** START Data shown **

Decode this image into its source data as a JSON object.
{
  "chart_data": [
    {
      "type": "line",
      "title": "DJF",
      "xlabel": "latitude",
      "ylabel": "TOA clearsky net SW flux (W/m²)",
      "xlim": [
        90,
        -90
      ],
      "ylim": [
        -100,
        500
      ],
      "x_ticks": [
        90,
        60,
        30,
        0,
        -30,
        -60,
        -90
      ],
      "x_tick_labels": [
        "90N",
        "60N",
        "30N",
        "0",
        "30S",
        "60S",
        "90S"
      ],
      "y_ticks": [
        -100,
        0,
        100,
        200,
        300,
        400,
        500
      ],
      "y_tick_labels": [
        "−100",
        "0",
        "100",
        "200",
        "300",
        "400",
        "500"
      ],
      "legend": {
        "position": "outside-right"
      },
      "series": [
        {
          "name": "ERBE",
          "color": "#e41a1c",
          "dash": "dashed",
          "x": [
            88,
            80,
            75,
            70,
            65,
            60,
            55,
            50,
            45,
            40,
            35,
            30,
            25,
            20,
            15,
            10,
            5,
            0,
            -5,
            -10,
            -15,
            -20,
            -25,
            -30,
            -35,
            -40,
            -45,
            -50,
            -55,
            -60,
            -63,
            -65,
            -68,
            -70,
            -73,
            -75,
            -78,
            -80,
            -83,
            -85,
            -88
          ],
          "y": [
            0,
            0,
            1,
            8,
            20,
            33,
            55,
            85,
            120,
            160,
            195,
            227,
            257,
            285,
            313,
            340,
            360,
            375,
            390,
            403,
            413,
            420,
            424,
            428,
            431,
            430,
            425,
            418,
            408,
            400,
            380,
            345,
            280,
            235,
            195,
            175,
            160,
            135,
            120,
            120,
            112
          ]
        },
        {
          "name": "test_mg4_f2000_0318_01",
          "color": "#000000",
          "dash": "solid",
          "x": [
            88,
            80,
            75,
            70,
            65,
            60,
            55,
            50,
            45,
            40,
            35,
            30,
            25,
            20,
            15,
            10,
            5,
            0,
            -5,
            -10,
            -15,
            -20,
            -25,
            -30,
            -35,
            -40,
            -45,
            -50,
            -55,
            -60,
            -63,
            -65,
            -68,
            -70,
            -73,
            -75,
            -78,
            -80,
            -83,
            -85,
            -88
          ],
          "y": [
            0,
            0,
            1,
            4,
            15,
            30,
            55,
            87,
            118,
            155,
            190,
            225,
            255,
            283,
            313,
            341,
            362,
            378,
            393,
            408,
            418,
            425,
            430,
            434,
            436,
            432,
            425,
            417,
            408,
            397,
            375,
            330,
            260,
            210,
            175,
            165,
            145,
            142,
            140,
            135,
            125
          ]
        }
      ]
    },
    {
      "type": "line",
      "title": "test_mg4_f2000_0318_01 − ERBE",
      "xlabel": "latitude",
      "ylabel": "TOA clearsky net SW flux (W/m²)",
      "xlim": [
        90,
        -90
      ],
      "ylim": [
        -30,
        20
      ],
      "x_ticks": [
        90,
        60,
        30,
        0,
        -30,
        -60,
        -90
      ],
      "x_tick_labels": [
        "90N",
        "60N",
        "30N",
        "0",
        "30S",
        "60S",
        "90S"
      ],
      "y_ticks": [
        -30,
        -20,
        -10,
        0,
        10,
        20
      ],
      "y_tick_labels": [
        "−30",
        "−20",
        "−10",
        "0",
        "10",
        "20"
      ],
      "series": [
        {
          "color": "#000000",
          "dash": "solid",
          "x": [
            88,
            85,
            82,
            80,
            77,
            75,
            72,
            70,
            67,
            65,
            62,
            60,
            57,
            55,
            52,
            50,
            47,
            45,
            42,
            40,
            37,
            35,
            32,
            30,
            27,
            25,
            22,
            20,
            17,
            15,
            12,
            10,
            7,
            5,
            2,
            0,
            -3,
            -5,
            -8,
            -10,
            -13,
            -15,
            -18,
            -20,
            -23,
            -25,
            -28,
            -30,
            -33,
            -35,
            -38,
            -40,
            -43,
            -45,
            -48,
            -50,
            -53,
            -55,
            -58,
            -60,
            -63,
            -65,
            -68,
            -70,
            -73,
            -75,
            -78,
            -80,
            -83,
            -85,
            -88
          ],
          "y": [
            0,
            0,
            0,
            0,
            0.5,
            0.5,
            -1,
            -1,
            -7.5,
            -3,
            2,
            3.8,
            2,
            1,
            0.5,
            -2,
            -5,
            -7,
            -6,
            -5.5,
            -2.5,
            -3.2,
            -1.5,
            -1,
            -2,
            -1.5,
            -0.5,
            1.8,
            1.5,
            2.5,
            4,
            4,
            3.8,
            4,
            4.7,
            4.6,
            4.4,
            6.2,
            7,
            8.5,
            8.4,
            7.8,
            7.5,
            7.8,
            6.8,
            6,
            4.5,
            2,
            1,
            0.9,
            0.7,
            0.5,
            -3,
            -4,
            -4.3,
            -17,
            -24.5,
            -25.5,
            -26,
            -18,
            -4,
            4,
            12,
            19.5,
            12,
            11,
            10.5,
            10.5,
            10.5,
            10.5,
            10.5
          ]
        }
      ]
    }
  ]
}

** END Data shown **

= Brief =
Only the number is required: the count of lines containing the word "title".

= Task response =
2